Work to do ▸ Every line of the material that follows must be printed again exactly.

Collection entries
============================================================
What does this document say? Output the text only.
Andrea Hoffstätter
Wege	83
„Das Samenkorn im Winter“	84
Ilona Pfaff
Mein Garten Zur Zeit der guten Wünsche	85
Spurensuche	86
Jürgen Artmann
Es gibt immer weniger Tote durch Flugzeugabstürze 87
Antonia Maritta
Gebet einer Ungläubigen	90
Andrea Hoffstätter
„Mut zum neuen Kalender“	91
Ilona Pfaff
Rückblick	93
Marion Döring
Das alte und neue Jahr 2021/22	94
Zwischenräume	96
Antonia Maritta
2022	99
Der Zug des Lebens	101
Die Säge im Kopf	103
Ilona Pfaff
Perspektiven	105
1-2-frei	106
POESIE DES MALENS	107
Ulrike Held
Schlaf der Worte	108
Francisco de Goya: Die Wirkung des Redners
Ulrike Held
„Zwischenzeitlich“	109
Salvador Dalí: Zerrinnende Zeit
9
============================================================
Problem solution ▸
What does this document say? Output the text only.
Andrea Hoffstätter
Wege	83
„Das Samenkorn im Winter“	84
Ilona Pfaff
Mein Garten Zur Zeit der guten Wünsche	85
Spurensuche	86
Jürgen Artmann
Es gibt immer weniger Tote durch Flugzeugabstürze 87
Antonia Maritta
Gebet einer Ungläubigen	90
Andrea Hoffstätter
„Mut zum neuen Kalender“	91
Ilona Pfaff
Rückblick	93
Marion Döring
Das alte und neue Jahr 2021/22	94
Zwischenräume	96
Antonia Maritta
2022	99
Der Zug des Lebens	101
Die Säge im Kopf	103
Ilona Pfaff
Perspektiven	105
1-2-frei	106
POESIE DES MALENS	107
Ulrike Held
Schlaf der Worte	108
Francisco de Goya: Die Wirkung des Redners
Ulrike Held
„Zwischenzeitlich“	109
Salvador Dalí: Zerrinnende Zeit
9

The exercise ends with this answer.